[Collected data entries]
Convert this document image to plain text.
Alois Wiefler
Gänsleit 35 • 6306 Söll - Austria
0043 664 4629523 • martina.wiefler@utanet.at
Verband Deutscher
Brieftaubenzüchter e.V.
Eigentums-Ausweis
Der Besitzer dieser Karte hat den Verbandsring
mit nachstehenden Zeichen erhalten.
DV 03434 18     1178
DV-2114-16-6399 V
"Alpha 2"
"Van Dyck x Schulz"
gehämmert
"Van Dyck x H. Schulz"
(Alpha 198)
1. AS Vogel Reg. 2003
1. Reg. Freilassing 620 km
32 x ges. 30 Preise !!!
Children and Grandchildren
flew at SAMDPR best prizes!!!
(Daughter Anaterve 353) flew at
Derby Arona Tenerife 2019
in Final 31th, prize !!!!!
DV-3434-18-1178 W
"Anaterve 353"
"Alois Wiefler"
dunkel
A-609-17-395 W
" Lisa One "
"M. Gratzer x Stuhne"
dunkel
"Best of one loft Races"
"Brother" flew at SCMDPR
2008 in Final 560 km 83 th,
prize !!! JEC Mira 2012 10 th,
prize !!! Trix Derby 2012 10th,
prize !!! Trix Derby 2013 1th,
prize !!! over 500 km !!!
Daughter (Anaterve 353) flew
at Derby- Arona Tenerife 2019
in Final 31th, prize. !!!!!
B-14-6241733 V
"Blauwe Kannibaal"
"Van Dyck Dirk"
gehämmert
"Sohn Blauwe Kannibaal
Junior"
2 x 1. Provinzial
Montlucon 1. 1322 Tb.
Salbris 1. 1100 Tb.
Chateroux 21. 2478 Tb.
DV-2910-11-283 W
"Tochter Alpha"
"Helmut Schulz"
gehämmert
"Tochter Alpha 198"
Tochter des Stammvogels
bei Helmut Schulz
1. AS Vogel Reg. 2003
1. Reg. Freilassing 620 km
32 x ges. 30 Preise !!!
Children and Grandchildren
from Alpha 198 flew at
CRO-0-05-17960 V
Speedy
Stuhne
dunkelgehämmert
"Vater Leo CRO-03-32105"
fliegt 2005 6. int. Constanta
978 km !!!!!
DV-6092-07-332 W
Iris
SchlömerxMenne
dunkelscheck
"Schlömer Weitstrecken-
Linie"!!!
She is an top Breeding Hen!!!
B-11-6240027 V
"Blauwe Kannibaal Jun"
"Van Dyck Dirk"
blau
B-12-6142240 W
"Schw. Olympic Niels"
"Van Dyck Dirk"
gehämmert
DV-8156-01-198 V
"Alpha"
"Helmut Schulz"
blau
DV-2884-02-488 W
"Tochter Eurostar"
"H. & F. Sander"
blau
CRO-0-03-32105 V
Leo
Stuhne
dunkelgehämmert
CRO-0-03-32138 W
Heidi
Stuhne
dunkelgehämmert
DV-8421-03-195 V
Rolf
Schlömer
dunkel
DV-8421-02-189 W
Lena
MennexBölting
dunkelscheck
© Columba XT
...
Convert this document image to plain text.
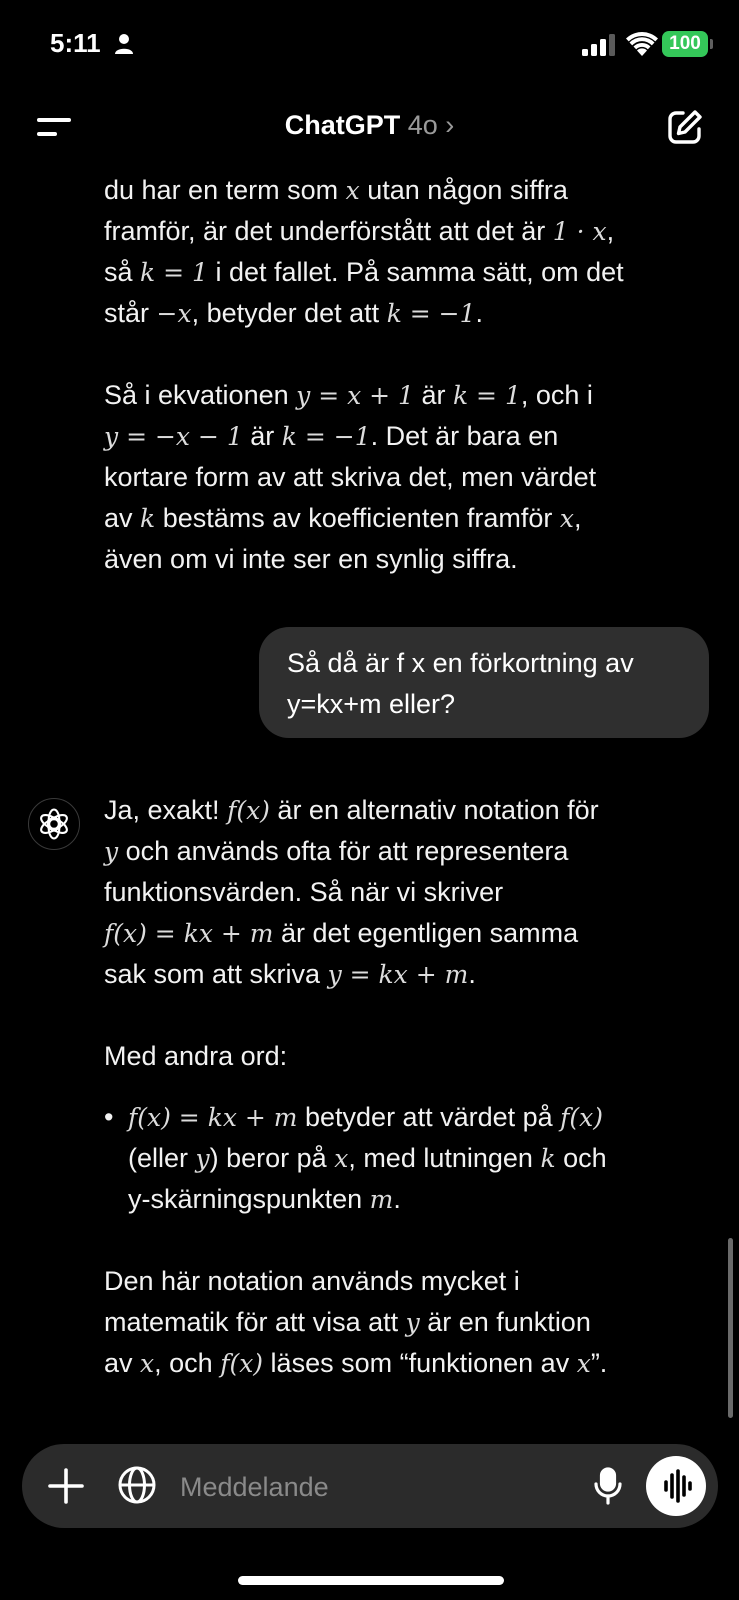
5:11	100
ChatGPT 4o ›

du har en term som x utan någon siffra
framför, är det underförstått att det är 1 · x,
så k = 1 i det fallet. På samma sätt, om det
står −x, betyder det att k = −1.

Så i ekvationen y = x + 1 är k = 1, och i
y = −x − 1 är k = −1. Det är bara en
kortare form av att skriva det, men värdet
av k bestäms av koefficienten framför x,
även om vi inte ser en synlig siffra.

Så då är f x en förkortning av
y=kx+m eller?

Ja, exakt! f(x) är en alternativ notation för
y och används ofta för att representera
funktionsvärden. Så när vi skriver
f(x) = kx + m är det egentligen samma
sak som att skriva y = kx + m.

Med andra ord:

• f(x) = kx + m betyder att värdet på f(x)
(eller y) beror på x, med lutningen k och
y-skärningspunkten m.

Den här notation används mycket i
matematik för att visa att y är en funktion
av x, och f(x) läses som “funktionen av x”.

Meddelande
---
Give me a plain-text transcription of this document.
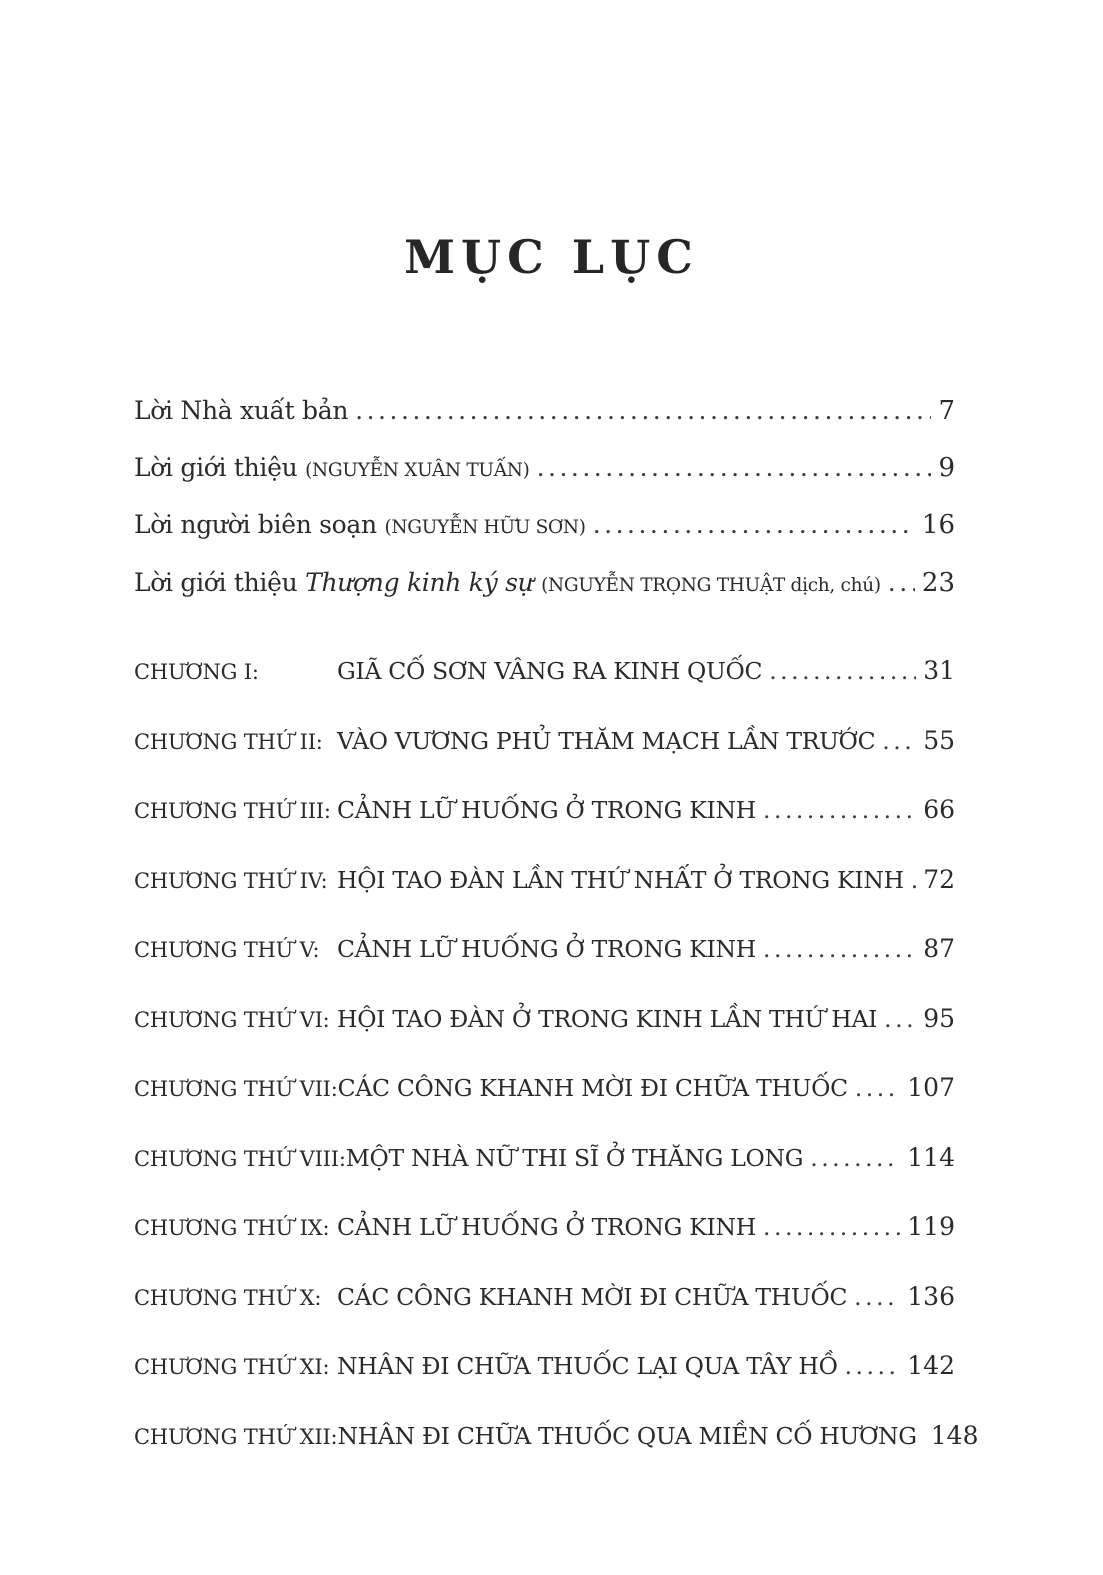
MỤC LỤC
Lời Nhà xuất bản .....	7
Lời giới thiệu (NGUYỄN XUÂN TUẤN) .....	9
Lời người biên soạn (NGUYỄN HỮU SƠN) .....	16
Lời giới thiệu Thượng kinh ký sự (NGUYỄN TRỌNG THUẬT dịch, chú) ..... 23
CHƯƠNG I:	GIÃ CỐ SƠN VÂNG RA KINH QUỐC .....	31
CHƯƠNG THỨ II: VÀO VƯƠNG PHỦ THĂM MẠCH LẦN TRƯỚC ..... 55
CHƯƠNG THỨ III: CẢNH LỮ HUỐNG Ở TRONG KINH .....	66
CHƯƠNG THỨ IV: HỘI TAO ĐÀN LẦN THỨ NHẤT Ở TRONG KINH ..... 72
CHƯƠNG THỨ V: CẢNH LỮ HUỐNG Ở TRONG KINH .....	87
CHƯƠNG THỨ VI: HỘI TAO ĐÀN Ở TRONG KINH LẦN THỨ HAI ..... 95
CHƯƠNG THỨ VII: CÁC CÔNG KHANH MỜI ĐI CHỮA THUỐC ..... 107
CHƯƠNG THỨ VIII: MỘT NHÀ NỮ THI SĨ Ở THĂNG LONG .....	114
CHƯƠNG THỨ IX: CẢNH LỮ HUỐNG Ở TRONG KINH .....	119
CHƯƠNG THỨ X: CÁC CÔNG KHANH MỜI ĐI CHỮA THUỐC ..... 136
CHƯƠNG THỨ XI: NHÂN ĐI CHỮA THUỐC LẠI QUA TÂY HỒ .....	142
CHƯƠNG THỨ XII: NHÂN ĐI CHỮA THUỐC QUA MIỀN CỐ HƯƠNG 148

* DO THIS: Read through the data and copy every line where "Final" shows up.

* COMPLETED TASK:
in Final 31th, prize !!!!!
2008 in Final 560 km 83 th,
in Final 31th, prize. !!!!!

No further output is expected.